● Brief:
Among the entries, which lines carry the string "vessel"? Copy each of them.

● Supplied data:

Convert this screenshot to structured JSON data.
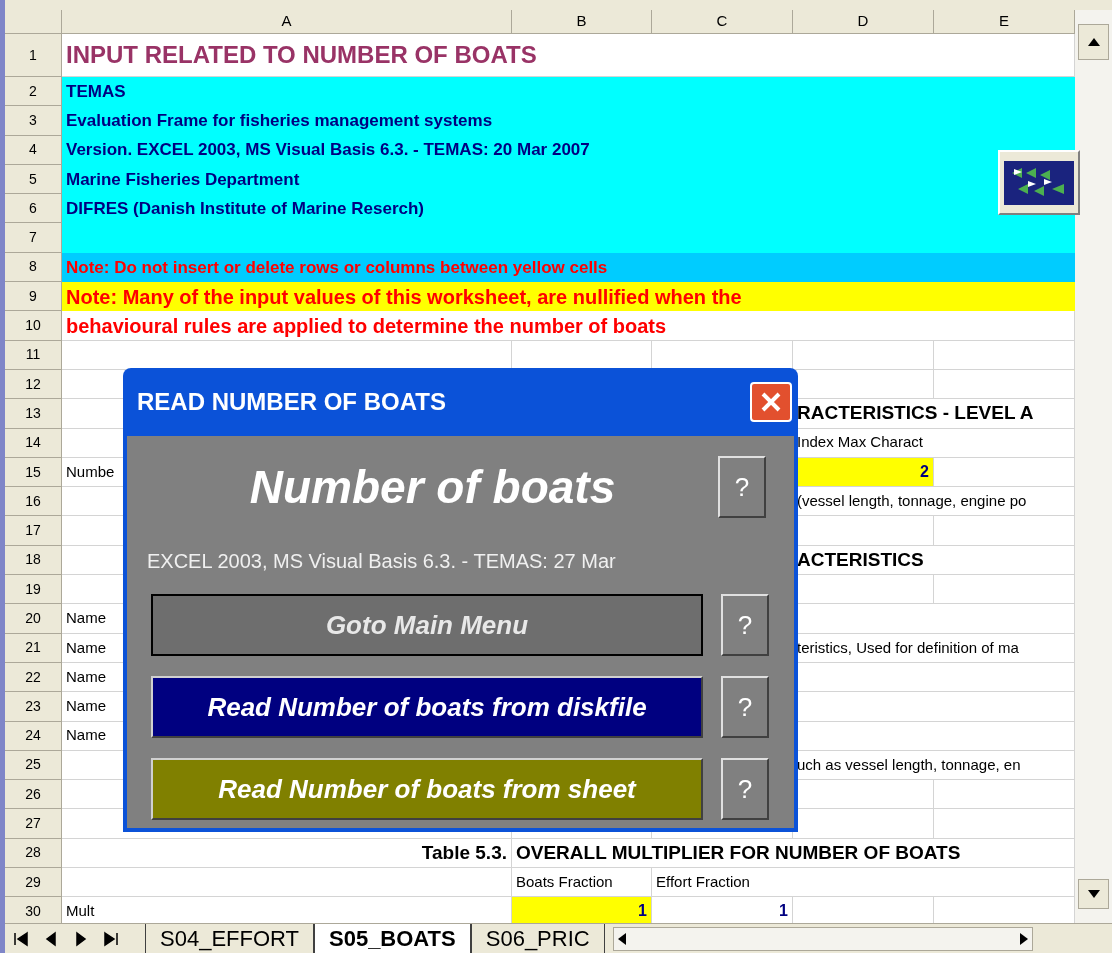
{
  "column_headers": [
    "A",
    "B",
    "C",
    "D",
    "E"
  ],
  "rows": [
    {
      "number": "1",
      "kind": "plain",
      "A": {
        "text": "INPUT RELATED TO NUMBER OF BOATS",
        "kind": "title",
        "highlighted": false
      }
    },
    {
      "number": "2",
      "kind": "info-band",
      "A": {
        "text": "TEMAS",
        "kind": "info"
      }
    },
    {
      "number": "3",
      "kind": "info-band",
      "A": {
        "text": "Evaluation Frame for fisheries management systems",
        "kind": "info"
      }
    },
    {
      "number": "4",
      "kind": "info-band",
      "A": {
        "text": "Version. EXCEL 2003, MS Visual Basis 6.3. - TEMAS: 20 Mar 2007",
        "kind": "info"
      }
    },
    {
      "number": "5",
      "kind": "info-band",
      "A": {
        "text": "Marine Fisheries Department",
        "kind": "info"
      }
    },
    {
      "number": "6",
      "kind": "info-band",
      "A": {
        "text": "DIFRES (Danish Institute of Marine Reserch)",
        "kind": "info"
      }
    },
    {
      "number": "7",
      "kind": "info-band"
    },
    {
      "number": "8",
      "kind": "notice-band",
      "A": {
        "text": "Note: Do not insert or delete rows or columns between yellow cells",
        "kind": "note-small"
      }
    },
    {
      "number": "9",
      "kind": "warning-band",
      "A": {
        "text": "Note: Many of the input values of this worksheet, are nullified when the",
        "kind": "note-large"
      }
    },
    {
      "number": "10",
      "kind": "plain",
      "A": {
        "text": "behavioural rules are applied to determine the number of boats",
        "kind": "note-large",
        "highlighted": false
      }
    },
    {
      "number": "11",
      "kind": "plain"
    },
    {
      "number": "12",
      "kind": "plain"
    },
    {
      "number": "13",
      "kind": "plain",
      "D": {
        "text": "RACTERISTICS - LEVEL A",
        "kind": "heading",
        "highlighted": false
      }
    },
    {
      "number": "14",
      "kind": "plain",
      "D": {
        "text": "Index Max Charact",
        "kind": "plain",
        "highlighted": false
      }
    },
    {
      "number": "15",
      "kind": "plain",
      "A": {
        "text": "Numbe",
        "kind": "plain",
        "highlighted": false
      },
      "D": {
        "text": "2",
        "kind": "value",
        "highlighted": true
      }
    },
    {
      "number": "16",
      "kind": "plain",
      "D": {
        "text": "(vessel length, tonnage, engine po",
        "kind": "plain",
        "highlighted": false
      }
    },
    {
      "number": "17",
      "kind": "plain"
    },
    {
      "number": "18",
      "kind": "plain",
      "D": {
        "text": "ACTERISTICS",
        "kind": "heading",
        "highlighted": false
      }
    },
    {
      "number": "19",
      "kind": "plain"
    },
    {
      "number": "20",
      "kind": "plain",
      "A": {
        "text": "Name",
        "kind": "plain",
        "highlighted": false
      }
    },
    {
      "number": "21",
      "kind": "plain",
      "A": {
        "text": "Name",
        "kind": "plain",
        "highlighted": false
      },
      "D": {
        "text": "teristics, Used for definition of ma",
        "kind": "plain",
        "highlighted": false
      }
    },
    {
      "number": "22",
      "kind": "plain",
      "A": {
        "text": "Name",
        "kind": "plain",
        "highlighted": false
      }
    },
    {
      "number": "23",
      "kind": "plain",
      "A": {
        "text": "Name",
        "kind": "plain",
        "highlighted": false
      }
    },
    {
      "number": "24",
      "kind": "plain",
      "A": {
        "text": "Name",
        "kind": "plain",
        "highlighted": false
      }
    },
    {
      "number": "25",
      "kind": "plain",
      "D": {
        "text": "uch as vessel length, tonnage, en",
        "kind": "plain",
        "highlighted": false
      }
    },
    {
      "number": "26",
      "kind": "plain"
    },
    {
      "number": "27",
      "kind": "plain"
    },
    {
      "number": "28",
      "kind": "plain",
      "A": {
        "text": "Table 5.3.",
        "kind": "caption",
        "highlighted": false
      },
      "B": {
        "text": "OVERALL MULTIPLIER FOR NUMBER OF BOATS",
        "kind": "heading",
        "highlighted": false
      }
    },
    {
      "number": "29",
      "kind": "plain",
      "B": {
        "text": "Boats Fraction",
        "kind": "plain",
        "highlighted": false
      },
      "C": {
        "text": "Effort Fraction",
        "kind": "plain",
        "highlighted": false
      }
    },
    {
      "number": "30",
      "kind": "plain",
      "A": {
        "text": "Mult",
        "kind": "plain",
        "highlighted": false
      },
      "B": {
        "text": "1",
        "kind": "value",
        "highlighted": true
      },
      "C": {
        "text": "1",
        "kind": "value",
        "highlighted": false
      }
    }
  ],
  "dialog": {
    "title": "READ NUMBER OF BOATS",
    "heading": "Number of boats",
    "heading_help": "?",
    "subtitle": "EXCEL 2003, MS Visual Basis 6.3. - TEMAS: 27 Mar",
    "buttons": [
      {
        "label": "Goto Main Menu",
        "kind": "default",
        "help": "?"
      },
      {
        "label": "Read  Number of boats from diskfile",
        "kind": "navy",
        "help": "?"
      },
      {
        "label": "Read Number of boats from sheet",
        "kind": "olive",
        "help": "?"
      }
    ]
  },
  "sheet_tabs": [
    {
      "label": "S04_EFFORT",
      "selected": false
    },
    {
      "label": "S05_BOATS",
      "selected": true
    },
    {
      "label": "S06_PRIC",
      "selected": false
    }
  ]
}
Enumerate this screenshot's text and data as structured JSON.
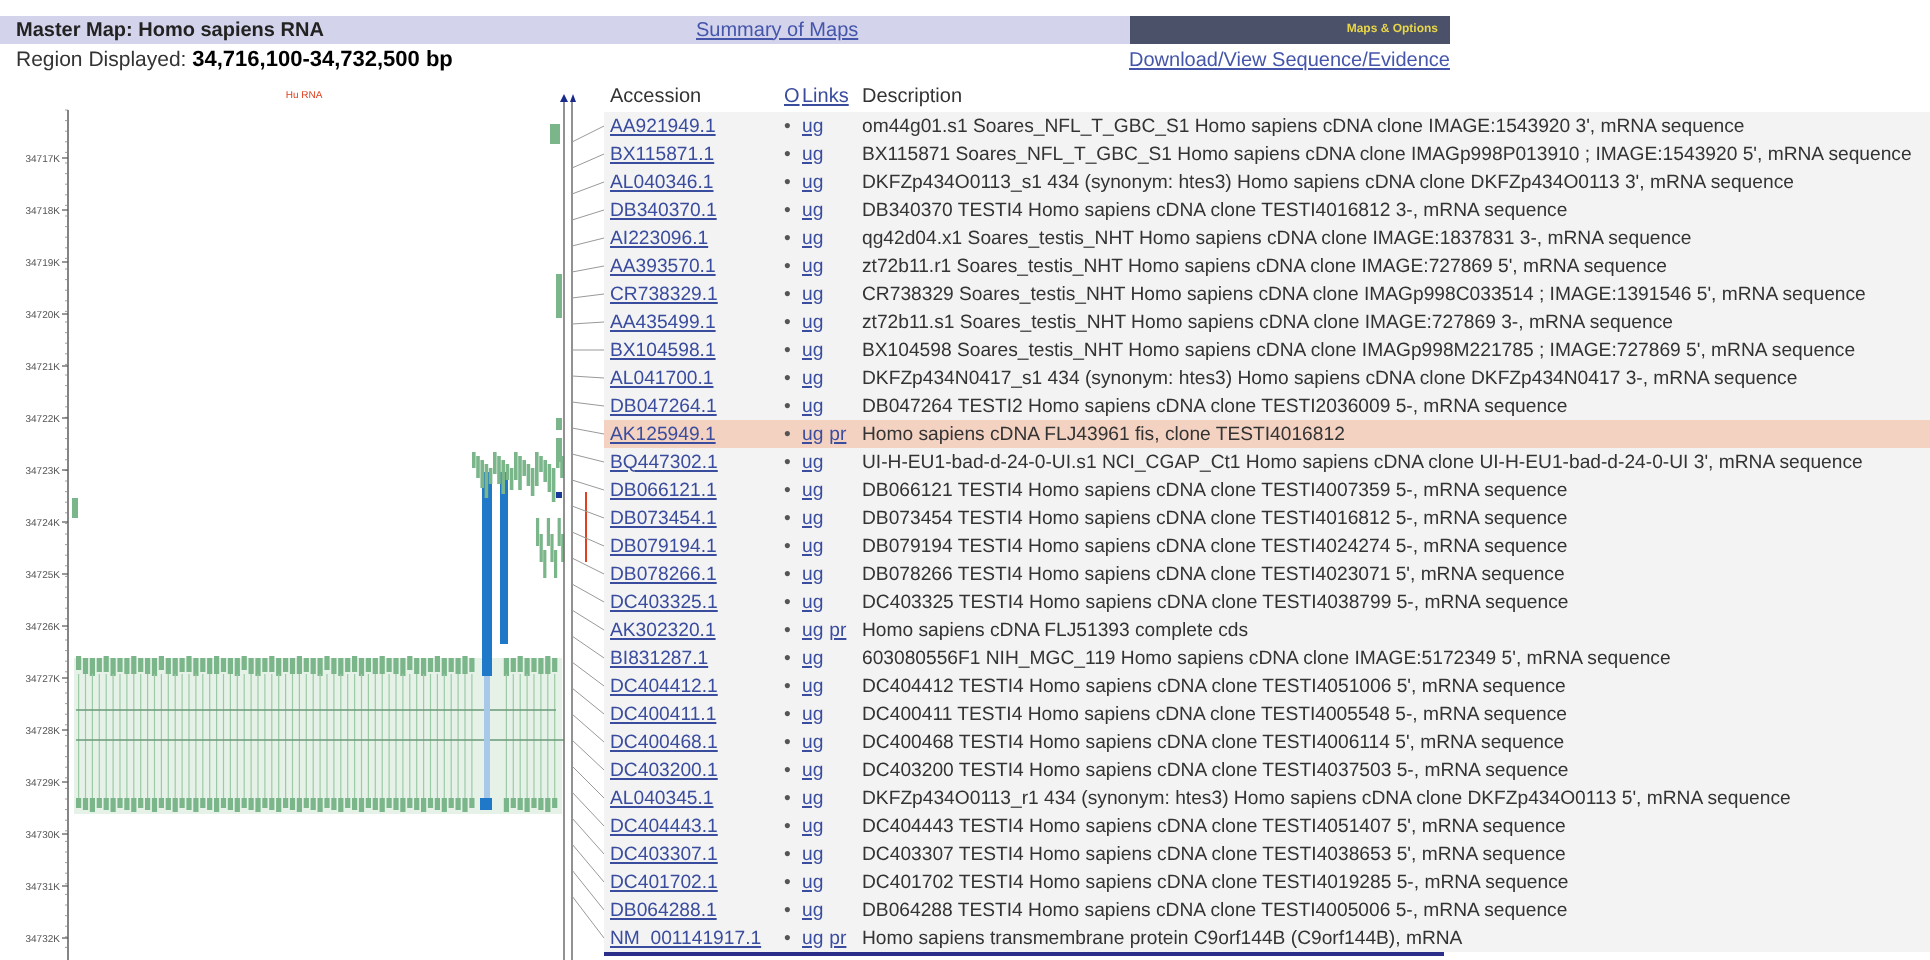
{
  "header": {
    "title": "Master Map: Homo sapiens RNA",
    "summary_link": "Summary of Maps",
    "options_button": "Maps & Options"
  },
  "region": {
    "label": "Region Displayed:",
    "value": "34,716,100-34,732,500 bp"
  },
  "download_link": "Download/View Sequence/Evidence",
  "map": {
    "track_label": "Hu RNA",
    "axis_ticks": [
      "34717K",
      "34718K",
      "34719K",
      "34720K",
      "34721K",
      "34722K",
      "34723K",
      "34724K",
      "34725K",
      "34726K",
      "34727K",
      "34728K",
      "34729K",
      "34730K",
      "34731K",
      "34732K"
    ]
  },
  "table": {
    "columns": [
      "Accession",
      "O",
      "Links",
      "Description"
    ],
    "rows": [
      {
        "accession": "AA921949.1",
        "marker": "•",
        "links": [
          "ug"
        ],
        "description": "om44g01.s1 Soares_NFL_T_GBC_S1 Homo sapiens cDNA clone IMAGE:1543920 3', mRNA sequence",
        "selected": false
      },
      {
        "accession": "BX115871.1",
        "marker": "•",
        "links": [
          "ug"
        ],
        "description": "BX115871 Soares_NFL_T_GBC_S1 Homo sapiens cDNA clone IMAGp998P013910 ; IMAGE:1543920 5', mRNA sequence",
        "selected": false
      },
      {
        "accession": "AL040346.1",
        "marker": "•",
        "links": [
          "ug"
        ],
        "description": "DKFZp434O0113_s1 434 (synonym: htes3) Homo sapiens cDNA clone DKFZp434O0113 3', mRNA sequence",
        "selected": false
      },
      {
        "accession": "DB340370.1",
        "marker": "•",
        "links": [
          "ug"
        ],
        "description": "DB340370 TESTI4 Homo sapiens cDNA clone TESTI4016812 3-, mRNA sequence",
        "selected": false
      },
      {
        "accession": "AI223096.1",
        "marker": "•",
        "links": [
          "ug"
        ],
        "description": "qg42d04.x1 Soares_testis_NHT Homo sapiens cDNA clone IMAGE:1837831 3-, mRNA sequence",
        "selected": false
      },
      {
        "accession": "AA393570.1",
        "marker": "•",
        "links": [
          "ug"
        ],
        "description": "zt72b11.r1 Soares_testis_NHT Homo sapiens cDNA clone IMAGE:727869 5', mRNA sequence",
        "selected": false
      },
      {
        "accession": "CR738329.1",
        "marker": "•",
        "links": [
          "ug"
        ],
        "description": "CR738329 Soares_testis_NHT Homo sapiens cDNA clone IMAGp998C033514 ; IMAGE:1391546 5', mRNA sequence",
        "selected": false
      },
      {
        "accession": "AA435499.1",
        "marker": "•",
        "links": [
          "ug"
        ],
        "description": "zt72b11.s1 Soares_testis_NHT Homo sapiens cDNA clone IMAGE:727869 3-, mRNA sequence",
        "selected": false
      },
      {
        "accession": "BX104598.1",
        "marker": "•",
        "links": [
          "ug"
        ],
        "description": "BX104598 Soares_testis_NHT Homo sapiens cDNA clone IMAGp998M221785 ; IMAGE:727869 5', mRNA sequence",
        "selected": false
      },
      {
        "accession": "AL041700.1",
        "marker": "•",
        "links": [
          "ug"
        ],
        "description": "DKFZp434N0417_s1 434 (synonym: htes3) Homo sapiens cDNA clone DKFZp434N0417 3-, mRNA sequence",
        "selected": false
      },
      {
        "accession": "DB047264.1",
        "marker": "•",
        "links": [
          "ug"
        ],
        "description": "DB047264 TESTI2 Homo sapiens cDNA clone TESTI2036009 5-, mRNA sequence",
        "selected": false
      },
      {
        "accession": "AK125949.1",
        "marker": "•",
        "links": [
          "ug",
          "pr"
        ],
        "description": "Homo sapiens cDNA FLJ43961 fis, clone TESTI4016812",
        "selected": true
      },
      {
        "accession": "BQ447302.1",
        "marker": "•",
        "links": [
          "ug"
        ],
        "description": "UI-H-EU1-bad-d-24-0-UI.s1 NCI_CGAP_Ct1 Homo sapiens cDNA clone UI-H-EU1-bad-d-24-0-UI 3', mRNA sequence",
        "selected": false
      },
      {
        "accession": "DB066121.1",
        "marker": "•",
        "links": [
          "ug"
        ],
        "description": "DB066121 TESTI4 Homo sapiens cDNA clone TESTI4007359 5-, mRNA sequence",
        "selected": false
      },
      {
        "accession": "DB073454.1",
        "marker": "•",
        "links": [
          "ug"
        ],
        "description": "DB073454 TESTI4 Homo sapiens cDNA clone TESTI4016812 5-, mRNA sequence",
        "selected": false
      },
      {
        "accession": "DB079194.1",
        "marker": "•",
        "links": [
          "ug"
        ],
        "description": "DB079194 TESTI4 Homo sapiens cDNA clone TESTI4024274 5-, mRNA sequence",
        "selected": false
      },
      {
        "accession": "DB078266.1",
        "marker": "•",
        "links": [
          "ug"
        ],
        "description": "DB078266 TESTI4 Homo sapiens cDNA clone TESTI4023071 5', mRNA sequence",
        "selected": false
      },
      {
        "accession": "DC403325.1",
        "marker": "•",
        "links": [
          "ug"
        ],
        "description": "DC403325 TESTI4 Homo sapiens cDNA clone TESTI4038799 5-, mRNA sequence",
        "selected": false
      },
      {
        "accession": "AK302320.1",
        "marker": "•",
        "links": [
          "ug",
          "pr"
        ],
        "description": "Homo sapiens cDNA FLJ51393 complete cds",
        "selected": false
      },
      {
        "accession": "BI831287.1",
        "marker": "•",
        "links": [
          "ug"
        ],
        "description": "603080556F1 NIH_MGC_119 Homo sapiens cDNA clone IMAGE:5172349 5', mRNA sequence",
        "selected": false
      },
      {
        "accession": "DC404412.1",
        "marker": "•",
        "links": [
          "ug"
        ],
        "description": "DC404412 TESTI4 Homo sapiens cDNA clone TESTI4051006 5', mRNA sequence",
        "selected": false
      },
      {
        "accession": "DC400411.1",
        "marker": "•",
        "links": [
          "ug"
        ],
        "description": "DC400411 TESTI4 Homo sapiens cDNA clone TESTI4005548 5-, mRNA sequence",
        "selected": false
      },
      {
        "accession": "DC400468.1",
        "marker": "•",
        "links": [
          "ug"
        ],
        "description": "DC400468 TESTI4 Homo sapiens cDNA clone TESTI4006114 5', mRNA sequence",
        "selected": false
      },
      {
        "accession": "DC403200.1",
        "marker": "•",
        "links": [
          "ug"
        ],
        "description": "DC403200 TESTI4 Homo sapiens cDNA clone TESTI4037503 5-, mRNA sequence",
        "selected": false
      },
      {
        "accession": "AL040345.1",
        "marker": "•",
        "links": [
          "ug"
        ],
        "description": "DKFZp434O0113_r1 434 (synonym: htes3) Homo sapiens cDNA clone DKFZp434O0113 5', mRNA sequence",
        "selected": false
      },
      {
        "accession": "DC404443.1",
        "marker": "•",
        "links": [
          "ug"
        ],
        "description": "DC404443 TESTI4 Homo sapiens cDNA clone TESTI4051407 5', mRNA sequence",
        "selected": false
      },
      {
        "accession": "DC403307.1",
        "marker": "•",
        "links": [
          "ug"
        ],
        "description": "DC403307 TESTI4 Homo sapiens cDNA clone TESTI4038653 5', mRNA sequence",
        "selected": false
      },
      {
        "accession": "DC401702.1",
        "marker": "•",
        "links": [
          "ug"
        ],
        "description": "DC401702 TESTI4 Homo sapiens cDNA clone TESTI4019285 5-, mRNA sequence",
        "selected": false
      },
      {
        "accession": "DB064288.1",
        "marker": "•",
        "links": [
          "ug"
        ],
        "description": "DB064288 TESTI4 Homo sapiens cDNA clone TESTI4005006 5-, mRNA sequence",
        "selected": false
      },
      {
        "accession": "NM_001141917.1",
        "marker": "•",
        "links": [
          "ug",
          "pr"
        ],
        "description": "Homo sapiens transmembrane protein C9orf144B (C9orf144B), mRNA",
        "selected": false
      }
    ]
  }
}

● Task result:
        "text": "(vessel length, tonnage, engine po",
        "text": "uch as vessel length, tonnage, en",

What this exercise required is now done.